### Task to carry out
Below is a listing to write out in full, exactly as given, without its pictures.
--- begin ---
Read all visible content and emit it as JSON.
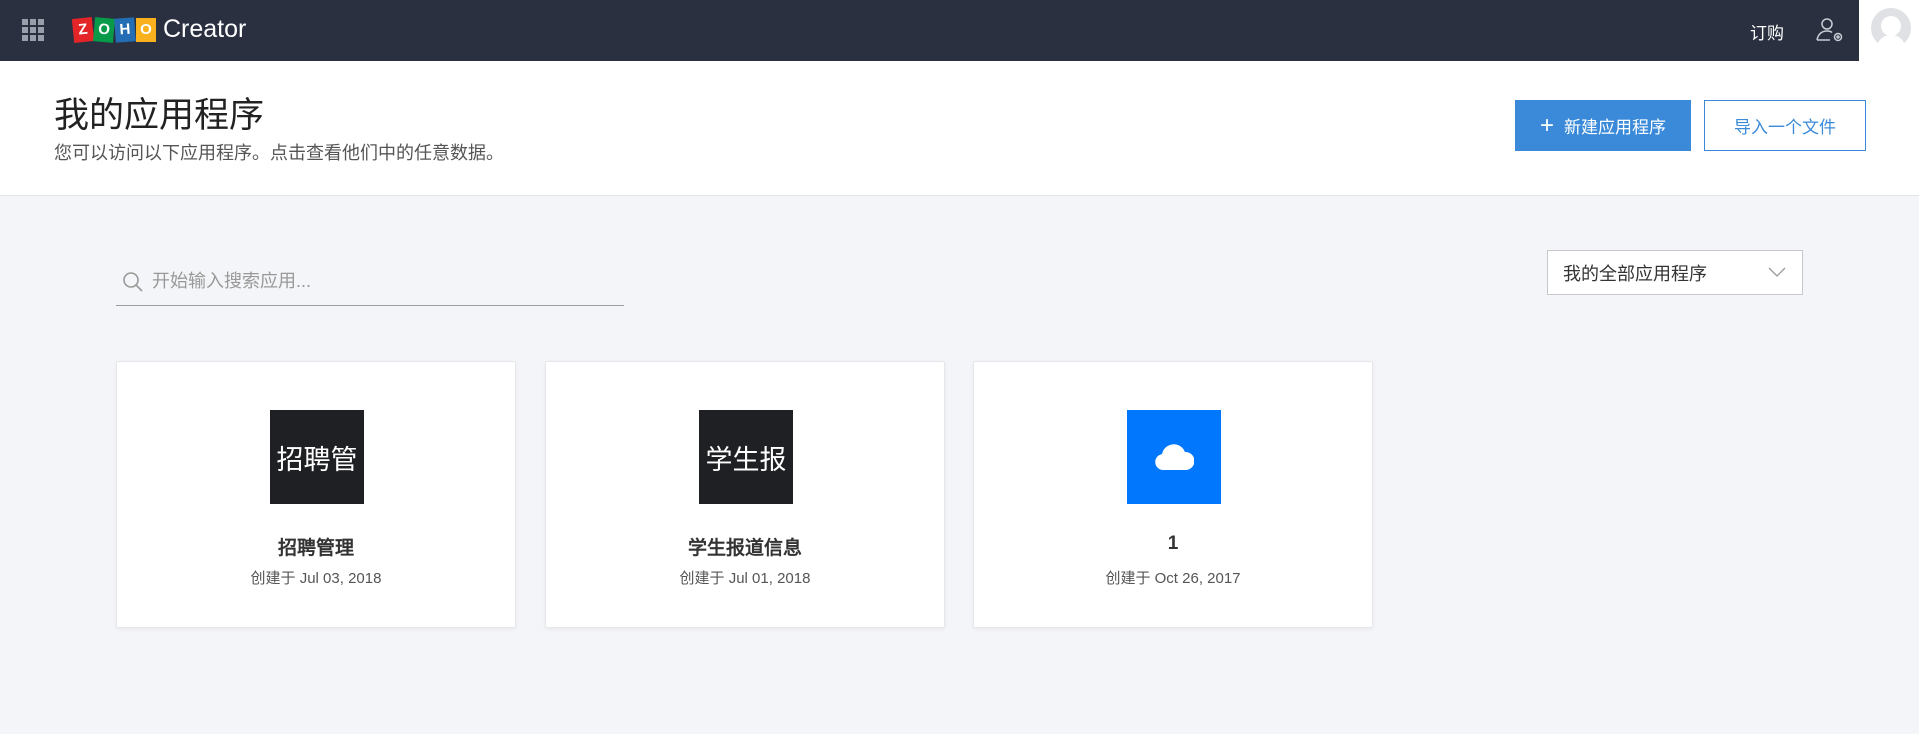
{
  "header": {
    "brand_letters": [
      "Z",
      "O",
      "H",
      "O"
    ],
    "brand_colors": [
      "#e42527",
      "#089949",
      "#226db4",
      "#f9b21d"
    ],
    "product": "Creator",
    "order_label": "订购"
  },
  "page": {
    "title": "我的应用程序",
    "subtitle": "您可以访问以下应用程序。点击查看他们中的任意数据。",
    "new_app_label": "新建应用程序",
    "import_label": "导入一个文件"
  },
  "search": {
    "placeholder": "开始输入搜索应用..."
  },
  "filter": {
    "selected": "我的全部应用程序"
  },
  "apps": [
    {
      "icon_text": "招聘管",
      "name": "招聘管理",
      "created": "创建于 Jul 03, 2018",
      "color": "#1f2024"
    },
    {
      "icon_text": "学生报",
      "name": "学生报道信息",
      "created": "创建于 Jul 01, 2018",
      "color": "#1f2024"
    },
    {
      "icon": "cloud-icon",
      "name": "1",
      "created": "创建于 Oct 26, 2017",
      "color": "#0177fe"
    }
  ]
}
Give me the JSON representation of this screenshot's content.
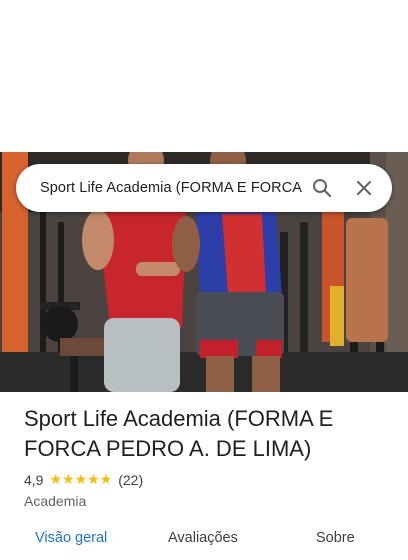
{
  "search": {
    "query": "Sport Life Academia (FORMA E FORCA PEDRO A. DE LIMA)"
  },
  "place": {
    "name": "Sport Life Academia (FORMA E FORCA PEDRO A. DE LIMA)",
    "rating": "4,9",
    "stars": "★★★★★",
    "review_count": "(22)",
    "category": "Academia"
  },
  "tabs": [
    {
      "label": "Visão geral",
      "active": true
    },
    {
      "label": "Avaliações",
      "active": false
    },
    {
      "label": "Sobre",
      "active": false
    }
  ],
  "colors": {
    "accent": "#1a73e8",
    "star": "#fbbc04",
    "text": "#202124"
  },
  "icons": [
    "search-icon",
    "close-icon"
  ]
}
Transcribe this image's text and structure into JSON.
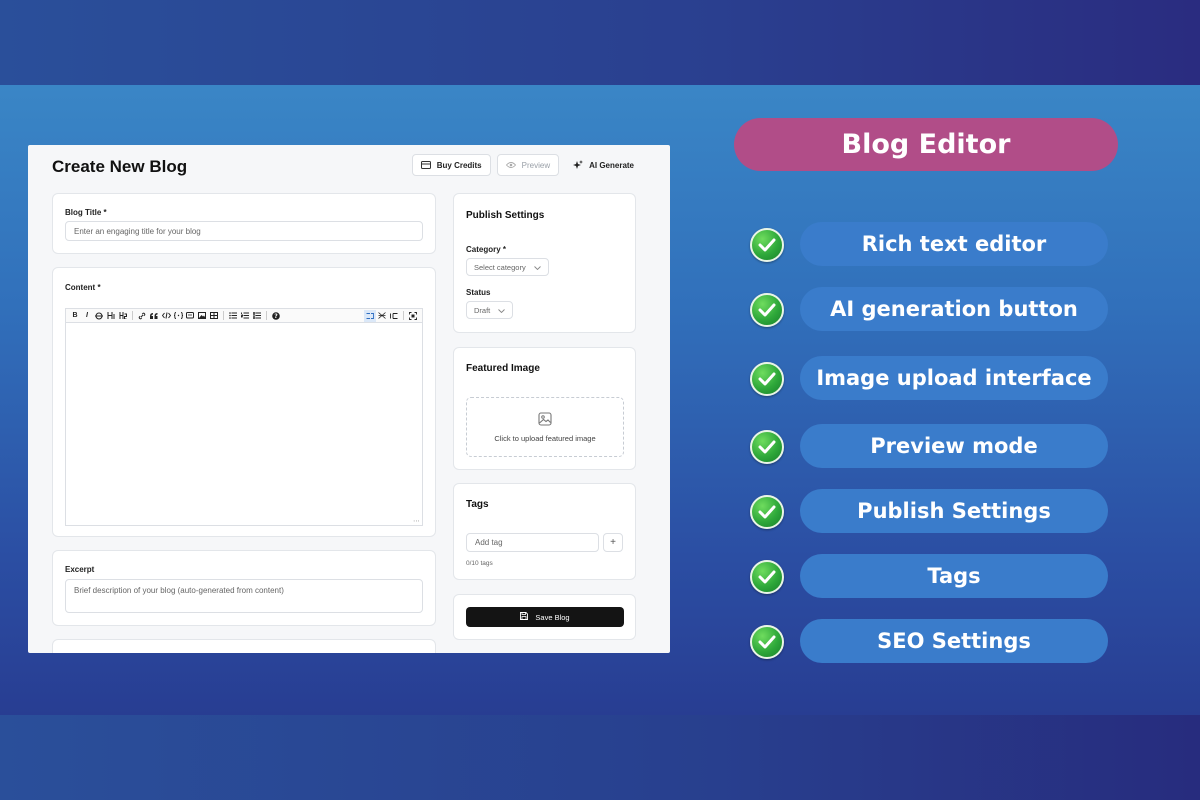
--- end ---
### Response to the task
Read all visible content and emit it as JSON.
{
  "header": {
    "brand_letters": [
      "Z",
      "O",
      "H",
      "O"
    ],
    "brand_colors": [
      "#e42527",
      "#089949",
      "#226db4",
      "#f9b21d"
    ],
    "product": "Creator",
    "order_label": "订购"
  },
  "page": {
    "title": "我的应用程序",
    "subtitle": "您可以访问以下应用程序。点击查看他们中的任意数据。",
    "new_app_label": "新建应用程序",
    "import_label": "导入一个文件"
  },
  "search": {
    "placeholder": "开始输入搜索应用..."
  },
  "filter": {
    "selected": "我的全部应用程序"
  },
  "apps": [
    {
      "icon_text": "招聘管",
      "name": "招聘管理",
      "created": "创建于 Jul 03, 2018",
      "color": "#1f2024"
    },
    {
      "icon_text": "学生报",
      "name": "学生报道信息",
      "created": "创建于 Jul 01, 2018",
      "color": "#1f2024"
    },
    {
      "icon": "cloud-icon",
      "name": "1",
      "created": "创建于 Oct 26, 2017",
      "color": "#0177fe"
    }
  ]
}
Give me the JSON representation of this screenshot's content.
{
  "search": {
    "query": "Sport Life Academia (FORMA E FORCA PEDRO A. DE LIMA)"
  },
  "place": {
    "name": "Sport Life Academia (FORMA E FORCA PEDRO A. DE LIMA)",
    "rating": "4,9",
    "stars": "★★★★★",
    "review_count": "(22)",
    "category": "Academia"
  },
  "tabs": [
    {
      "label": "Visão geral",
      "active": true
    },
    {
      "label": "Avaliações",
      "active": false
    },
    {
      "label": "Sobre",
      "active": false
    }
  ],
  "colors": {
    "accent": "#1a73e8",
    "star": "#fbbc04",
    "text": "#202124"
  },
  "icons": [
    "search-icon",
    "close-icon"
  ]
}
Transcribe this image's text and structure into JSON.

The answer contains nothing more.